**** Source excerpt

If you found a bug or want to brainstrom about additional features, open a issue on github. To contribute code, open a pull request on github or just send patches to stefan+blockdiff@lengfeld.xyz.

Documentation and Installation

To generate the manpage and documentation just execute:

$ make

Then to view the manpage execute:

$ man ./blockdiff.1

To install the program in $HOME/bin execute:

$ make install

To install the program and the manpage system-wide in /usr execute:

$ make prefix=/usr install install-doc

For an overview of all Makefile targets execute

$ make help
all             Generate documentation
tests           Runs the python unit tests
check           Runs the pep8 source code checker
install         Installs program to $(prefix)/
help            Show the help prompt

Usage Example

See file blockdiff.md for examples.

License

The source code of blockdiff is licensed under GPLv2 and GPLv3. For the license text see files LICENSE.GPLv2.txt and LICENSE.GPLv3.txt or visit GNU.org Licenses.

********

Exercise directions = Reproduce verbatim the stretch of the blockdiff excerpt above from "The source code" through "visit GNU.org Licenses.".

**** Recorded data

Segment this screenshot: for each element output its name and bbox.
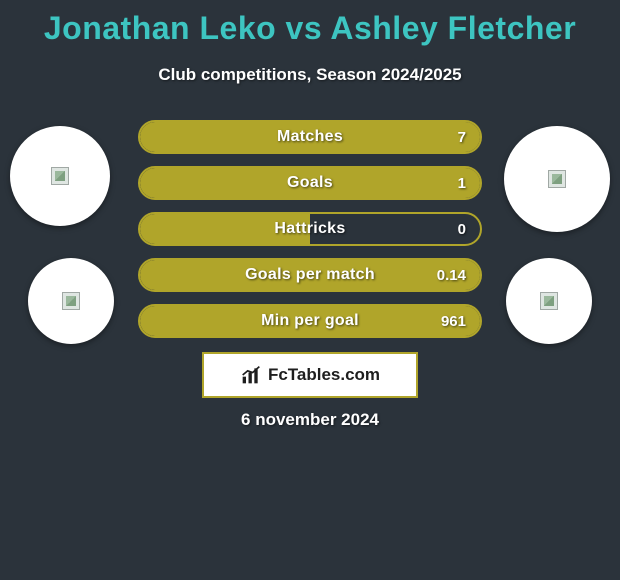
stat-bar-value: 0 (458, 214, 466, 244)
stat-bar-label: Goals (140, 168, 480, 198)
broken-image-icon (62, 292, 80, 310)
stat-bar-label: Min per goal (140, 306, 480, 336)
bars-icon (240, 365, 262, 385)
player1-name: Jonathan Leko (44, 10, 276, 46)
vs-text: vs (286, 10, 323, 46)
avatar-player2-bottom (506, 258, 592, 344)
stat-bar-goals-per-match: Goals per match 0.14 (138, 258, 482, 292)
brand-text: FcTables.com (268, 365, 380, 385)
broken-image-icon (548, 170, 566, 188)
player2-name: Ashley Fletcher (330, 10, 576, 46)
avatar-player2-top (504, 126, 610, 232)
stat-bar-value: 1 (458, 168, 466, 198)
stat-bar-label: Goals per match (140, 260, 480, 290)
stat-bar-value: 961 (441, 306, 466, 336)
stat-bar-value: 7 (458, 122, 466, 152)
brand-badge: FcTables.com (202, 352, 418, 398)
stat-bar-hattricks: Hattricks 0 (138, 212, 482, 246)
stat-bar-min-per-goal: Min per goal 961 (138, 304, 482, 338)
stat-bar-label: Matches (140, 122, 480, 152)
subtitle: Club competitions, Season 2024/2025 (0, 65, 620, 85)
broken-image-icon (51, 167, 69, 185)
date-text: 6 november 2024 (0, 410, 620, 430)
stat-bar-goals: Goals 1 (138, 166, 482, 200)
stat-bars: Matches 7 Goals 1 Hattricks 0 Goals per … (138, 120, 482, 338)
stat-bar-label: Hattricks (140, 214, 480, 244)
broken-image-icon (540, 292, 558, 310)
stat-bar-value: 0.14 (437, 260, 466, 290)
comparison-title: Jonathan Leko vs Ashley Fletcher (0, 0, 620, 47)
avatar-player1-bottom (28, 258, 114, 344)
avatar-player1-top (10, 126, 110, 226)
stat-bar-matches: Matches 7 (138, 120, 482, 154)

********

Correct result =
The source code of blockdiff is licensed under GPLv2 and GPLv3. For the license text see files LICENSE.GPLv2.txt and LICENSE.GPLv3.txt or visit GNU.org Licenses.